* Task to complete *
Copy every item below line for line, with no changes, and leave the pictures out of your answer.

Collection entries
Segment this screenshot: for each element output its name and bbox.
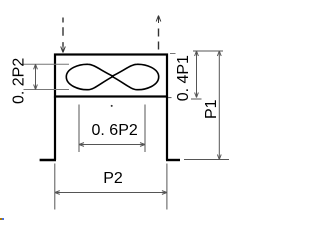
dashed removal line right [158, 29, 160, 54]
extension line P2 left [54, 164, 56, 210]
extension line 0.6P2 left [78, 105, 80, 153]
arrow 0.4P1 down [195, 93, 199, 98]
arrow 0.4P1 up [195, 51, 199, 56]
svg-text:P2: P2 [103, 170, 123, 187]
extension line P2 right [166, 164, 168, 210]
right leg [166, 97, 168, 161]
right foot [166, 159, 180, 161]
extension tick 0.4P1 bottom at body edge [168, 97, 172, 99]
arrow 0.2P2 down [34, 85, 38, 90]
down arrow on left dashed line [61, 44, 66, 53]
extension tick top right corner [170, 53, 176, 55]
extension line 0.2P2 bottom [24, 89, 70, 91]
arrow 0.2P2 up [34, 64, 38, 69]
arrow P1 up [217, 51, 221, 56]
arrow 0.6P2 right [140, 143, 145, 147]
arrow P2 left [55, 191, 60, 195]
arrow P1 down [217, 155, 221, 160]
extension line 0.2P2 top [24, 63, 70, 65]
dimension line 0.6P2 [79, 144, 145, 146]
extension line 0.6P2 right [144, 105, 146, 153]
center dot [111, 105, 113, 107]
up arrow on right dashed line [156, 16, 161, 24]
dashed insertion line left [62, 18, 64, 47]
svg-text:0. 6P2: 0. 6P2 [92, 122, 138, 139]
bowtie loop left [66, 64, 113, 89]
bowtie loop right [112, 64, 159, 89]
head rectangle (component body outline) [55, 55, 167, 97]
svg-text:P1: P1 [203, 99, 220, 119]
arrow P2 right [162, 191, 167, 195]
left leg [54, 97, 56, 161]
svg-text:0. 4P1: 0. 4P1 [175, 55, 192, 101]
extension line P1 bottom [184, 159, 229, 161]
extension line right top [193, 50, 223, 52]
dimension line 0.4P1 [196, 51, 198, 98]
left foot [40, 159, 56, 161]
dimension line P2 [55, 192, 167, 194]
dimension line 0.2P2 [35, 64, 37, 89]
svg-text:0. 2P2: 0. 2P2 [10, 58, 27, 104]
arrow 0.6P2 left [79, 143, 84, 147]
extension line 0.4P1 bottom under arrow [191, 98, 202, 100]
corner artifact pixels [0, 218, 2, 220]
dimension line P1 [218, 51, 220, 160]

* Exercise solution *
Segment this screenshot: for each element output its name and bbox.
dashed removal line right [158, 29, 160, 54]
extension line P2 left [54, 164, 56, 210]
extension line 0.6P2 left [78, 105, 80, 153]
arrow 0.4P1 down [195, 93, 199, 98]
arrow 0.4P1 up [195, 51, 199, 56]
svg-text:P2: P2 [103, 170, 123, 187]
extension line P2 right [166, 164, 168, 210]
right leg [166, 97, 168, 161]
right foot [166, 159, 180, 161]
extension tick 0.4P1 bottom at body edge [168, 97, 172, 99]
arrow 0.2P2 down [34, 85, 38, 90]
down arrow on left dashed line [61, 44, 66, 53]
extension tick top right corner [170, 53, 176, 55]
extension line 0.2P2 bottom [24, 89, 70, 91]
arrow 0.2P2 up [34, 64, 38, 69]
arrow P1 up [217, 51, 221, 56]
arrow 0.6P2 right [140, 143, 145, 147]
arrow P2 left [55, 191, 60, 195]
arrow P1 down [217, 155, 221, 160]
extension line 0.2P2 top [24, 63, 70, 65]
dimension line 0.6P2 [79, 144, 145, 146]
extension line 0.6P2 right [144, 105, 146, 153]
center dot [111, 105, 113, 107]
up arrow on right dashed line [156, 16, 161, 24]
dashed insertion line left [62, 18, 64, 47]
svg-text:0. 6P2: 0. 6P2 [92, 122, 138, 139]
bowtie loop left [66, 64, 113, 89]
bowtie loop right [112, 64, 159, 89]
head rectangle (component body outline) [55, 55, 167, 97]
svg-text:P1: P1 [203, 99, 220, 119]
arrow P2 right [162, 191, 167, 195]
left leg [54, 97, 56, 161]
svg-text:0. 4P1: 0. 4P1 [175, 55, 192, 101]
extension line P1 bottom [184, 159, 229, 161]
extension line right top [193, 50, 223, 52]
dimension line 0.4P1 [196, 51, 198, 98]
left foot [40, 159, 56, 161]
dimension line P2 [55, 192, 167, 194]
dimension line 0.2P2 [35, 64, 37, 89]
svg-text:0. 2P2: 0. 2P2 [10, 58, 27, 104]
arrow 0.6P2 left [79, 143, 84, 147]
extension line 0.4P1 bottom under arrow [191, 98, 202, 100]
corner artifact pixels [0, 218, 2, 220]
dimension line P1 [218, 51, 220, 160]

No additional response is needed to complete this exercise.